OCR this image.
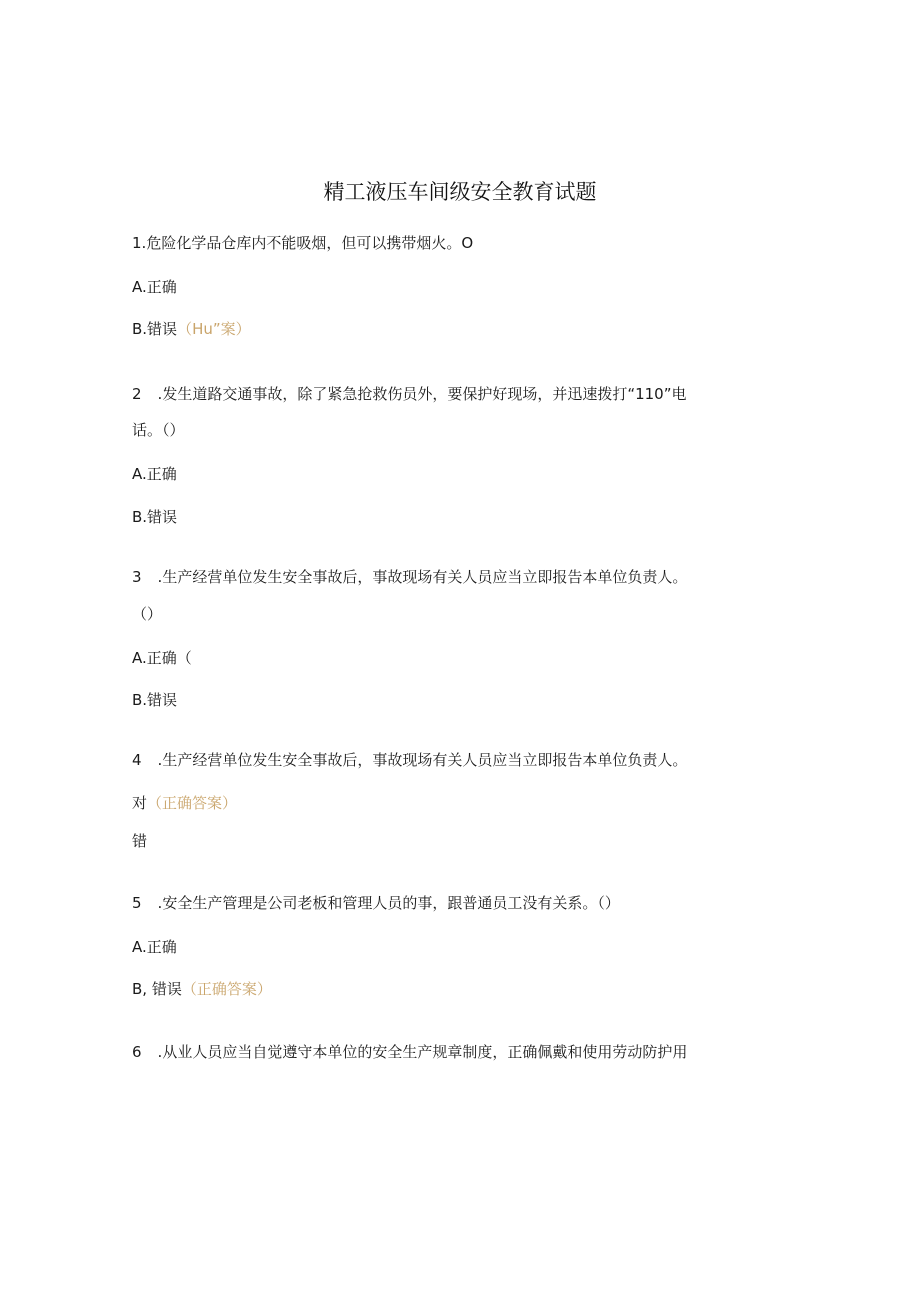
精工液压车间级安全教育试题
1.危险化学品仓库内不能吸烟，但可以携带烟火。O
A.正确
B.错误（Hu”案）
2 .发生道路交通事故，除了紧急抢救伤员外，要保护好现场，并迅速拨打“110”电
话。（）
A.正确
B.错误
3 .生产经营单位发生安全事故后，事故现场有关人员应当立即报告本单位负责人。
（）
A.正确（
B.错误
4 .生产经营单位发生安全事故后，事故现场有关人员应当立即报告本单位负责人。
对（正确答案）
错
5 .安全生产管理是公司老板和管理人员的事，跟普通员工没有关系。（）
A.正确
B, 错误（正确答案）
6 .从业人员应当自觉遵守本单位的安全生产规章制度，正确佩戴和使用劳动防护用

_Given request_. Write the records out again in full, exactly, and skip every picture.

_Exercise answer_.
OCR this image.
精工液压车间级安全教育试题
1.危险化学品仓库内不能吸烟，但可以携带烟火。O
A.正确
B.错误（Hu”案）
2 .发生道路交通事故，除了紧急抢救伤员外，要保护好现场，并迅速拨打“110”电
话。（）
A.正确
B.错误
3 .生产经营单位发生安全事故后，事故现场有关人员应当立即报告本单位负责人。
（）
A.正确（
B.错误
4 .生产经营单位发生安全事故后，事故现场有关人员应当立即报告本单位负责人。
对（正确答案）
错
5 .安全生产管理是公司老板和管理人员的事，跟普通员工没有关系。（）
A.正确
B, 错误（正确答案）
6 .从业人员应当自觉遵守本单位的安全生产规章制度，正确佩戴和使用劳动防护用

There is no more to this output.